**Instructions to follow**. In the material below, find each line with the string "inset" and copy it.

---

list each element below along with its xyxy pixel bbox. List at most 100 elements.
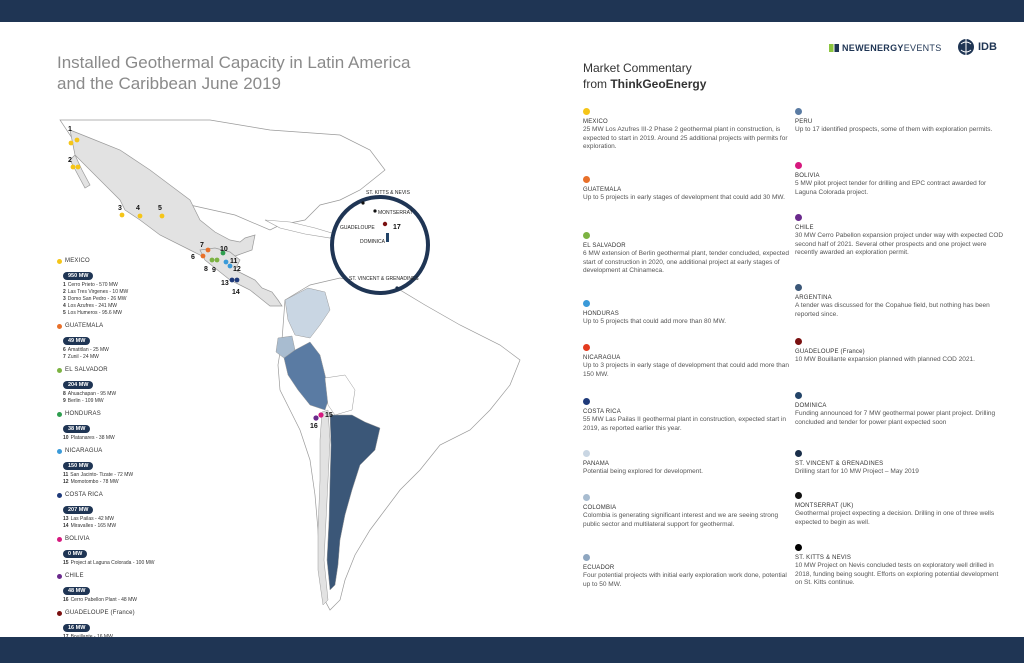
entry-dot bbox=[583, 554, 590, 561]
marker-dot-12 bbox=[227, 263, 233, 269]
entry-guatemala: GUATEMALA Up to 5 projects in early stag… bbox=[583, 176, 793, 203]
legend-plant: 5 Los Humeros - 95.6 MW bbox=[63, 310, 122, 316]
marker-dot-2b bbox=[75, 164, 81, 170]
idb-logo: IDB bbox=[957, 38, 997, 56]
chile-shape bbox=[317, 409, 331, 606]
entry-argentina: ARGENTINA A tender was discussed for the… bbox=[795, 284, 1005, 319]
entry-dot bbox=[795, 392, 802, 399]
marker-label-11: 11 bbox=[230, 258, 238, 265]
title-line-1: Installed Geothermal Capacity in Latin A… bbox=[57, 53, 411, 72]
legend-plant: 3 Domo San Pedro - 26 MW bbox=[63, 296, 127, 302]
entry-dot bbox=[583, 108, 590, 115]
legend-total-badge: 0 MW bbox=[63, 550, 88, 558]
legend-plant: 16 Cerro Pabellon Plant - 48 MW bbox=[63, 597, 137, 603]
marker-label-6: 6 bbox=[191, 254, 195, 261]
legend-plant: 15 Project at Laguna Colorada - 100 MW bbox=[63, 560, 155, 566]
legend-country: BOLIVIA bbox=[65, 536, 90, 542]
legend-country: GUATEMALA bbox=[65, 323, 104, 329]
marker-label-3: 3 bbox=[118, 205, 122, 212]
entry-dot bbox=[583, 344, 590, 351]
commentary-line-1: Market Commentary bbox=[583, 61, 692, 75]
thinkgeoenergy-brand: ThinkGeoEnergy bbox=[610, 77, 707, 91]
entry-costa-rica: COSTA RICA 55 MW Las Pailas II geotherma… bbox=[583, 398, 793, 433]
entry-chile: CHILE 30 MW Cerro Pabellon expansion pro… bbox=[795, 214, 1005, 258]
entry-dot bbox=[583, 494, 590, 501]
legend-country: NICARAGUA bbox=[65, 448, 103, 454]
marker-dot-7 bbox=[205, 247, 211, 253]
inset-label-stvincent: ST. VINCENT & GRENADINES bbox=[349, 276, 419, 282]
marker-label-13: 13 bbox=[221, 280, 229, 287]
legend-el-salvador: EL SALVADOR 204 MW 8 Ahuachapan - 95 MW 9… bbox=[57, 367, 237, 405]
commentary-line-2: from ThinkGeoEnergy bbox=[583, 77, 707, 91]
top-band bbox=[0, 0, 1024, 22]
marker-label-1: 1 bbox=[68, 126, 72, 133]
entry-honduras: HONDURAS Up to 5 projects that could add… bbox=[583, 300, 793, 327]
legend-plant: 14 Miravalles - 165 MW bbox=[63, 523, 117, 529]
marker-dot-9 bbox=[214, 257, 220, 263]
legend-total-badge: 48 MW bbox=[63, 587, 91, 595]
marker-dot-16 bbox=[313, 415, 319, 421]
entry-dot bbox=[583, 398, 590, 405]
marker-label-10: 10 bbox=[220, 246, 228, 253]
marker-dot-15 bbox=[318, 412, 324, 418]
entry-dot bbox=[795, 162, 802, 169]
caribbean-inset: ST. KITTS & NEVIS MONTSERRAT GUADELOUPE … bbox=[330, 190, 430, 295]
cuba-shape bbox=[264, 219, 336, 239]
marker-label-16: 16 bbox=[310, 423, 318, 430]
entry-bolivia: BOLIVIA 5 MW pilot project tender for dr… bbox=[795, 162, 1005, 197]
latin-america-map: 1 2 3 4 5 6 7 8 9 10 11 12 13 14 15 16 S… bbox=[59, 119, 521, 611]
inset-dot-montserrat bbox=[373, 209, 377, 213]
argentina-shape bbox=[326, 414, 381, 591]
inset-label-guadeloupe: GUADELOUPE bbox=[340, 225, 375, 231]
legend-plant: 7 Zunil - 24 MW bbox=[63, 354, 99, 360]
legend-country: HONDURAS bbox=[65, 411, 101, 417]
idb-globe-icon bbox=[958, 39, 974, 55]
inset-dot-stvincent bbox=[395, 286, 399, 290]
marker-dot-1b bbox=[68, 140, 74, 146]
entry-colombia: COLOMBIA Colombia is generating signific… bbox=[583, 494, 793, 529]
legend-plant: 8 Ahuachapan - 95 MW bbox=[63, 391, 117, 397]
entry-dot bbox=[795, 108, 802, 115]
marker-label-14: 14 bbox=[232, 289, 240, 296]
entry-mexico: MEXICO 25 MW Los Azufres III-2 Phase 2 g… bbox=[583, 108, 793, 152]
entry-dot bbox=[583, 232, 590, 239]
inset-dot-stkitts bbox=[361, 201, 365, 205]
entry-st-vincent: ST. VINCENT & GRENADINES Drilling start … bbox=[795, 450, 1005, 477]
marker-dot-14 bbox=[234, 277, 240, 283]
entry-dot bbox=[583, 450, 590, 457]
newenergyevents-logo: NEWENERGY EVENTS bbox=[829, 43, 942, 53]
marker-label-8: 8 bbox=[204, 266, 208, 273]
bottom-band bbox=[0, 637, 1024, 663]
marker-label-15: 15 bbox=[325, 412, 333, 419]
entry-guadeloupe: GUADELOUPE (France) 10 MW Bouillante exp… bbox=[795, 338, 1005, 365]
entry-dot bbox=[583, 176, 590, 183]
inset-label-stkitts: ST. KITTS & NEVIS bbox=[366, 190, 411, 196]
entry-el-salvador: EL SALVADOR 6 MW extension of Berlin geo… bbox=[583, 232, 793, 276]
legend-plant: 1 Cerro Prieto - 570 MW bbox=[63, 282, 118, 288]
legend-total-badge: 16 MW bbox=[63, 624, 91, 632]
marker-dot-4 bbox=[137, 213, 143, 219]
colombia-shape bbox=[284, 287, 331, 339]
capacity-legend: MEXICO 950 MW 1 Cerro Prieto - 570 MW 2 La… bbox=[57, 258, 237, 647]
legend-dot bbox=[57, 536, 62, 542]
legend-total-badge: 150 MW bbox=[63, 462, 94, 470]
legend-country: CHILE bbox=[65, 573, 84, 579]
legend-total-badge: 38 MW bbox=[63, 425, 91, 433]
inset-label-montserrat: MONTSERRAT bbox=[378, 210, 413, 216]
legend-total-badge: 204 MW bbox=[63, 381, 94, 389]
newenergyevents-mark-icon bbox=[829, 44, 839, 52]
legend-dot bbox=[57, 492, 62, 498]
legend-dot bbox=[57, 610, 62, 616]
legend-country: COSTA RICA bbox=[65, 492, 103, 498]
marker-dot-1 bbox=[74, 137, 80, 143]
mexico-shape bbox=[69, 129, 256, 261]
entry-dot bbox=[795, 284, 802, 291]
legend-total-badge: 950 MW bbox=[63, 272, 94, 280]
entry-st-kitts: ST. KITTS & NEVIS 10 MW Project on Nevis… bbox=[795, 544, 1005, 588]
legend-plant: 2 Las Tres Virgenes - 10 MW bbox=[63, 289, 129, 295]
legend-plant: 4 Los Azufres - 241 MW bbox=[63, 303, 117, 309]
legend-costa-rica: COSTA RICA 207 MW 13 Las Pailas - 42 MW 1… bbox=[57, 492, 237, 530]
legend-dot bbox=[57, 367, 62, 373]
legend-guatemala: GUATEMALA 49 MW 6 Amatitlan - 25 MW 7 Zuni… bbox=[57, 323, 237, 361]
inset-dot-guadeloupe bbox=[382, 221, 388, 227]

---

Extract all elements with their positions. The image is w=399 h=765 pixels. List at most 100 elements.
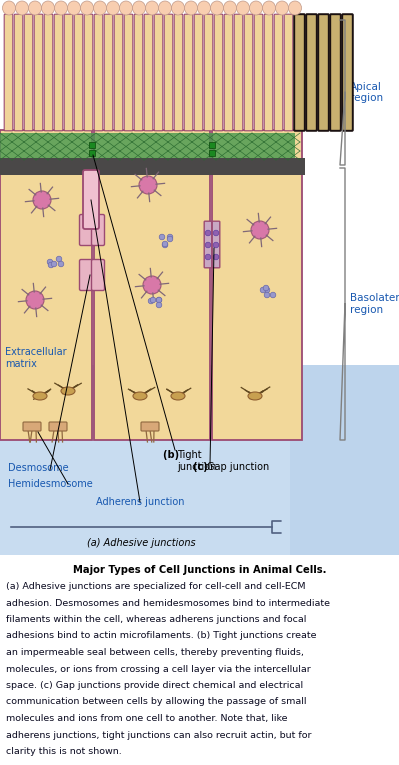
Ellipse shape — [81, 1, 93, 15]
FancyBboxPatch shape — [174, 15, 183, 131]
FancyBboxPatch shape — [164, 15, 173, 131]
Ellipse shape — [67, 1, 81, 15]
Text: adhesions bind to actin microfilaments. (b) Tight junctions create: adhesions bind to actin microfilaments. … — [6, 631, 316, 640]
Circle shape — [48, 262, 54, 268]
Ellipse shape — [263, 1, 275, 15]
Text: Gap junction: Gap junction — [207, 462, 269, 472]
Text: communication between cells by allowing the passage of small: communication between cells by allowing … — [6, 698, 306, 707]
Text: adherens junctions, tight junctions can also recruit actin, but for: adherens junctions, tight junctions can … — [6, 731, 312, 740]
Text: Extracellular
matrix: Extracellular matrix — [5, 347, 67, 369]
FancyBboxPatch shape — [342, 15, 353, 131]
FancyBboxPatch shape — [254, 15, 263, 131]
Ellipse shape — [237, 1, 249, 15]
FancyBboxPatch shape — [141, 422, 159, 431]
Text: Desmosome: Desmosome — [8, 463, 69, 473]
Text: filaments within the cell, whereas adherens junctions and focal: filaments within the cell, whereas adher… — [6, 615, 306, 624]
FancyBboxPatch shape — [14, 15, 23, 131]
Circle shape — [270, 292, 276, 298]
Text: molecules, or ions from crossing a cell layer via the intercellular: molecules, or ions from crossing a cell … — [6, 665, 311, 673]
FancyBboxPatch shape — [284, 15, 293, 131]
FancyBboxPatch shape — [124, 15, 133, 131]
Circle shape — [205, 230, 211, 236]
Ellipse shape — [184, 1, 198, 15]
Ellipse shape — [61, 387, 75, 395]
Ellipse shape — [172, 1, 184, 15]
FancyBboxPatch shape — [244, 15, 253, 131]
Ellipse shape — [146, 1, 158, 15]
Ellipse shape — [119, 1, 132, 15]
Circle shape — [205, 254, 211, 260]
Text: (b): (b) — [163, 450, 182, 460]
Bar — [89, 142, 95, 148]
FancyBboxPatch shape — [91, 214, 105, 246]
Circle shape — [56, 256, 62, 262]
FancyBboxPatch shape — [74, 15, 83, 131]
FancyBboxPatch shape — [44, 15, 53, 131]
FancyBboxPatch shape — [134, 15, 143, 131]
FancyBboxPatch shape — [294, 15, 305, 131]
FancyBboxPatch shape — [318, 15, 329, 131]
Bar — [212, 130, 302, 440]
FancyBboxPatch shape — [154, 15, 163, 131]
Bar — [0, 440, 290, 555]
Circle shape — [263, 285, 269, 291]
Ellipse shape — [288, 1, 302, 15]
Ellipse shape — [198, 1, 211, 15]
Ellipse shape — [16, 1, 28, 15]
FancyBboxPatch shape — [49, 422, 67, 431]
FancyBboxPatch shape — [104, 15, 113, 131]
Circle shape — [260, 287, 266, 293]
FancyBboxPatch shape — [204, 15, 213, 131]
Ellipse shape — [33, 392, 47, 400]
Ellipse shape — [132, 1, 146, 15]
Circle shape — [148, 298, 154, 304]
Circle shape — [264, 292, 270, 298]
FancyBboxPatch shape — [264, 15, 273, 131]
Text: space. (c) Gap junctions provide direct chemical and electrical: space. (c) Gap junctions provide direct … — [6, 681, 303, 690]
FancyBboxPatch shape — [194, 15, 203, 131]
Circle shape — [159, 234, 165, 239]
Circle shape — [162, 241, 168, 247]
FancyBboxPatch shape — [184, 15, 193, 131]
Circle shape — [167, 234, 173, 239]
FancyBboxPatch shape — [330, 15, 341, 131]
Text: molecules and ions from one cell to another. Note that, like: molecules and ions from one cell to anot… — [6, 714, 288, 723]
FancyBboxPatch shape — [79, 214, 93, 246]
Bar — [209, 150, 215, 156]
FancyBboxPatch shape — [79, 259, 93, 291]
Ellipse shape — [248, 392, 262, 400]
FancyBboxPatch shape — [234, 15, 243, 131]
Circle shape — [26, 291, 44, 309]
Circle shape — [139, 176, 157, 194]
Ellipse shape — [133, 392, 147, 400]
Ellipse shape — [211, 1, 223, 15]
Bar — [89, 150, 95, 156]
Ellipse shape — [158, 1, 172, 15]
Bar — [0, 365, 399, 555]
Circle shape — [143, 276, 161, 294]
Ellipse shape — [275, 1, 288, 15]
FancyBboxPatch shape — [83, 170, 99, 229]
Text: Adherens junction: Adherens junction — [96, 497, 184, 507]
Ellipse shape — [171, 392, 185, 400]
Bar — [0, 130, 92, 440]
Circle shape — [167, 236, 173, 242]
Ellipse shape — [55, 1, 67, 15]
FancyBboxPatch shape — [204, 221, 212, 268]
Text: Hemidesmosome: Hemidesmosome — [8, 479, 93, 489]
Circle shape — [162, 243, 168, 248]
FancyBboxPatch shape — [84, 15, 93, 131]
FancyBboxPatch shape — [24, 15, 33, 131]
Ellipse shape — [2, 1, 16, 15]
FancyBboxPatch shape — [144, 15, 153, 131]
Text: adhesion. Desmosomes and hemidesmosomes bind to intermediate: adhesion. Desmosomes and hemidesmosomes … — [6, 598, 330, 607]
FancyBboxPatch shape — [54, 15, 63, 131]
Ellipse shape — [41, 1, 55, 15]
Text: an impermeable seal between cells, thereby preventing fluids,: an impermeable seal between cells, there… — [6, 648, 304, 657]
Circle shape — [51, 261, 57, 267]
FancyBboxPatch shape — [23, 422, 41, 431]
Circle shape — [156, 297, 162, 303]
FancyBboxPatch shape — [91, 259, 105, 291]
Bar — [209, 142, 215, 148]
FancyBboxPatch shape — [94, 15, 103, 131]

---

**Result of the exercise**.
inset-label-stvincent: ST. VINCENT & GRENADINES bbox=[349, 276, 419, 282]
caribbean-inset: ST. KITTS & NEVIS MONTSERRAT GUADELOUPE … bbox=[330, 190, 430, 295]
inset-dot-montserrat bbox=[373, 209, 377, 213]
inset-label-guadeloupe: GUADELOUPE bbox=[340, 225, 375, 231]
inset-dot-stvincent bbox=[395, 286, 399, 290]
inset-dot-stkitts bbox=[361, 201, 365, 205]
inset-label-stkitts: ST. KITTS & NEVIS bbox=[366, 190, 411, 196]
inset-label-montserrat: MONTSERRAT bbox=[378, 210, 413, 216]
inset-dot-guadeloupe bbox=[382, 221, 388, 227]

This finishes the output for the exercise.